# DIRECTIONS:
List each distinct method called inside the C# method WaitAndRetryPolicy in the Polly question below.

# PASSAGE SHOWN:
= = = =
Michel van Engelen
Michel van Engelen

Reputation: 2869

Polly WaitAndRetry with final exception does nothing

I execute calls to an external service that is not very stable, and thus throws WebExceptions.
I want to retry a few times and after the last attempt I want to throw the last error received.

This is my attempt with Polly (v6.1.1):

public static Policy WaitAndRetryPolicy<T>(short nrOfRetryAttempts = 5) where T : Exception
{
    var waitAndRetry = Policy
        .Handle<T>()
        .WaitAndRetry(nrOfRetryAttempts, retryAttempt => TimeSpan.FromSeconds(Math.Pow(2, retryAttempt)));

    var fallbackForLastError = Policy
        .Handle<T>()
        .Fallback(
            fallbackAction: () => { },
            onFallback: (ex) => { throw ex; });

    return Policy.Wrap(fallbackForLastError, waitAndRetry);
}

Caller, legacy VB.Net:

Dim retryPolicy = Policies.WaitAndRetryPolicy(Of WebException)()
Dim theResult = retryPolicy.
    ExecuteAndCapture(Function()
                          Return aProxy.GetSomething(a, b)
                      End Function).Result

When I run the code as depicted above, theResult stays null and it seems like the service is not called. If I just use the WaitAndRetryPolicy without the Fallback function, the service is called and the retry mechanism works as expected (without throwing the exception of course).

How can I achieve my goal, without having to check PolicyResult.FinalException in the caller code?
= = = =
# RECORD EXTRACTS:

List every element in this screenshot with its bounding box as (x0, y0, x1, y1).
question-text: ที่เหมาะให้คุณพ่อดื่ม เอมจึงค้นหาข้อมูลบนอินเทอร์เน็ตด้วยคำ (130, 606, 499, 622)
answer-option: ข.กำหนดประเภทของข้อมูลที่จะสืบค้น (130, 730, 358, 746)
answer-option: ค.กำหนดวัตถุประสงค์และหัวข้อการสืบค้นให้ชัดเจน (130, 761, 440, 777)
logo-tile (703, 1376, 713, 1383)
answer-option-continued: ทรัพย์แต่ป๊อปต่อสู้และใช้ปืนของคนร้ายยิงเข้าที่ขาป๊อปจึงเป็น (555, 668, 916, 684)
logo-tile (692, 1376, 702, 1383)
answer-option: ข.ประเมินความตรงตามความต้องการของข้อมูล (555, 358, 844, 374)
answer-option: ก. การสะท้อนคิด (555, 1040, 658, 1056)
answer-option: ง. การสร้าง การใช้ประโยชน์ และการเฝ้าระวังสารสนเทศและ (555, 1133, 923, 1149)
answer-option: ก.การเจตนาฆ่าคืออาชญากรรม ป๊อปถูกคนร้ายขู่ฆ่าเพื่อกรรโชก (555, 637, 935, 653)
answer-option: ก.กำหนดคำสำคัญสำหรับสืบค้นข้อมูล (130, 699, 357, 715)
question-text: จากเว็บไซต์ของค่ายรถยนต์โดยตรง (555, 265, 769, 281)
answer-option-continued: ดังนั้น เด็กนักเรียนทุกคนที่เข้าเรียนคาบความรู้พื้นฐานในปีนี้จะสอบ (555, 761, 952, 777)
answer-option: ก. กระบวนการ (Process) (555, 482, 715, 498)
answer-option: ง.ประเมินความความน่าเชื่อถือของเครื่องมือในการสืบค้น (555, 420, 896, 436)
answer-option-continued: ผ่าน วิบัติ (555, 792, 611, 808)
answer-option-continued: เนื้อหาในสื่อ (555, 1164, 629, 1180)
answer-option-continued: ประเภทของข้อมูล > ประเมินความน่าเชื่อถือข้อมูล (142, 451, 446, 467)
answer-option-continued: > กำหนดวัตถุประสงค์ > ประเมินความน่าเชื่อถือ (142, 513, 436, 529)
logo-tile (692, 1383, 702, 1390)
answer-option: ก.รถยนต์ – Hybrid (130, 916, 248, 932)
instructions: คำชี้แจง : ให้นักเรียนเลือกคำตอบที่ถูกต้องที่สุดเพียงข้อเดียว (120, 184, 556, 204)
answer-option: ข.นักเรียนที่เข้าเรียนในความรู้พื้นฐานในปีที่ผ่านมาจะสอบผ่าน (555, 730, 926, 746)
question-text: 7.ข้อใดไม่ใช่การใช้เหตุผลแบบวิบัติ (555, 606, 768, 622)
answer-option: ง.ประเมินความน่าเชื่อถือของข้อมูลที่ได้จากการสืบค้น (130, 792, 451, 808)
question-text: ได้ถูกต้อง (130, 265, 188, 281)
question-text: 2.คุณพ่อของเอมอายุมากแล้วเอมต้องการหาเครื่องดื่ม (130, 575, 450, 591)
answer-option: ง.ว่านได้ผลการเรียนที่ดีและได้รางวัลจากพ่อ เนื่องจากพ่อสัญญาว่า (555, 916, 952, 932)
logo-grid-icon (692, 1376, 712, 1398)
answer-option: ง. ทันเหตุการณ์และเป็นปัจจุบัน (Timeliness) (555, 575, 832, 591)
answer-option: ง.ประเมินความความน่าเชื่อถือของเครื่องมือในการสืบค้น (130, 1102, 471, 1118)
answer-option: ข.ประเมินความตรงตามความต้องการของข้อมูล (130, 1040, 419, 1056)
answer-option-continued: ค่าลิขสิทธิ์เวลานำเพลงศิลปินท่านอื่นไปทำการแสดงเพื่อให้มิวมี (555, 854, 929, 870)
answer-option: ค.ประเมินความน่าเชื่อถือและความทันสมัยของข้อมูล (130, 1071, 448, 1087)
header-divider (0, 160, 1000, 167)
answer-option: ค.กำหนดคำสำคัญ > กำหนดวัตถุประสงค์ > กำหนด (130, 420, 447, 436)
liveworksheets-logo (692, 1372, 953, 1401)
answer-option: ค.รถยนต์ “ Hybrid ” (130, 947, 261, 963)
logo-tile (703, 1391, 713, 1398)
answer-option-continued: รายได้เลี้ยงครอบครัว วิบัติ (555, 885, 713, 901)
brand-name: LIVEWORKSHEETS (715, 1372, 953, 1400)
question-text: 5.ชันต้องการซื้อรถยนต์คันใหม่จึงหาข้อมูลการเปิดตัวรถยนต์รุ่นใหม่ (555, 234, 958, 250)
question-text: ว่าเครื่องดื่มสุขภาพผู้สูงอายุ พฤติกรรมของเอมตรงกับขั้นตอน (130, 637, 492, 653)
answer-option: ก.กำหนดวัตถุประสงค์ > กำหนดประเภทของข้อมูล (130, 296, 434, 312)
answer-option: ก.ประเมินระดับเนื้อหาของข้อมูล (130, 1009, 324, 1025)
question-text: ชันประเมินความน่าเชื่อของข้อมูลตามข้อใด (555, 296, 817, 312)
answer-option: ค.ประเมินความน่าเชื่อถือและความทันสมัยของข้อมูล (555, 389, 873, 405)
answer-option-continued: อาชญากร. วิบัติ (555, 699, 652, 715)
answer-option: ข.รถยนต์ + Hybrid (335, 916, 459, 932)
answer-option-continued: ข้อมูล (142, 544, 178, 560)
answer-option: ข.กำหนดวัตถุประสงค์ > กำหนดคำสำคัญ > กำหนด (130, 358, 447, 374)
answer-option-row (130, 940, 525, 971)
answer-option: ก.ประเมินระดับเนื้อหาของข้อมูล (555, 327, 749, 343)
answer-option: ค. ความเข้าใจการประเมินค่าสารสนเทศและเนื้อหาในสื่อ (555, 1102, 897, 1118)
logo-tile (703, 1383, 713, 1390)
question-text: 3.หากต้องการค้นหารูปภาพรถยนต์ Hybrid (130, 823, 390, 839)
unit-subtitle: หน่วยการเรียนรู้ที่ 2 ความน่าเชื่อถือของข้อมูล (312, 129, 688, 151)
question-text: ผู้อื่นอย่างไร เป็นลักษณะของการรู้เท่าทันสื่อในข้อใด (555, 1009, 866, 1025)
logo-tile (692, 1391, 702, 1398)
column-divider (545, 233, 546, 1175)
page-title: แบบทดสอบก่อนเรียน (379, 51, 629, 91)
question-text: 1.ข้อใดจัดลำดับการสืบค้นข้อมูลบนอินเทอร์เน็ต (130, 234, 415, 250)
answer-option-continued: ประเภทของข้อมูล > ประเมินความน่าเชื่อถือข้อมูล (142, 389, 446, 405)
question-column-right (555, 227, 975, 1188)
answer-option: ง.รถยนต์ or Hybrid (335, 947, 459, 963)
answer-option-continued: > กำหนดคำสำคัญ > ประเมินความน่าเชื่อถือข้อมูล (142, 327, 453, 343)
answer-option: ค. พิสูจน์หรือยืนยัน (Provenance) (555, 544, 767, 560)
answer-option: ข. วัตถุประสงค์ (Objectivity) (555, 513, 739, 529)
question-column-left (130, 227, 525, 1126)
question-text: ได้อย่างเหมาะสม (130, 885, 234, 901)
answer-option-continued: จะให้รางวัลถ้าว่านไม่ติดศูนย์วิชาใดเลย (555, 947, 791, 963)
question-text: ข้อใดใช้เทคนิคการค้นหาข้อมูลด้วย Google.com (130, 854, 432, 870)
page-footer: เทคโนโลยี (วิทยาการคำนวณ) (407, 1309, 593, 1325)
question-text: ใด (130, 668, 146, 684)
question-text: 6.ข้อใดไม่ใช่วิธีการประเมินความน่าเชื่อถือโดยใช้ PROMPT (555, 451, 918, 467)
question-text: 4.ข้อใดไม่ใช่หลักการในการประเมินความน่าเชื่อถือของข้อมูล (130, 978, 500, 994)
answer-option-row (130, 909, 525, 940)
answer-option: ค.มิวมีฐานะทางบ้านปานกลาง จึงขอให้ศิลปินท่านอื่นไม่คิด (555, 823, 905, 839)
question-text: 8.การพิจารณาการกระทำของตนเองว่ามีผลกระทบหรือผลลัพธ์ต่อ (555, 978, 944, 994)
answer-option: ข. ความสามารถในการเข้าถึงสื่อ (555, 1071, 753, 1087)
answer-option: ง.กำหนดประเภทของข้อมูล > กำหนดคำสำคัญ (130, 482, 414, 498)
= = = =
# OUTPUT FOR THIS EXERCISE:
Handle<T>
WaitAndRetry
TimeSpan.FromSeconds
Math.Pow
Fallback
Policy.Wrap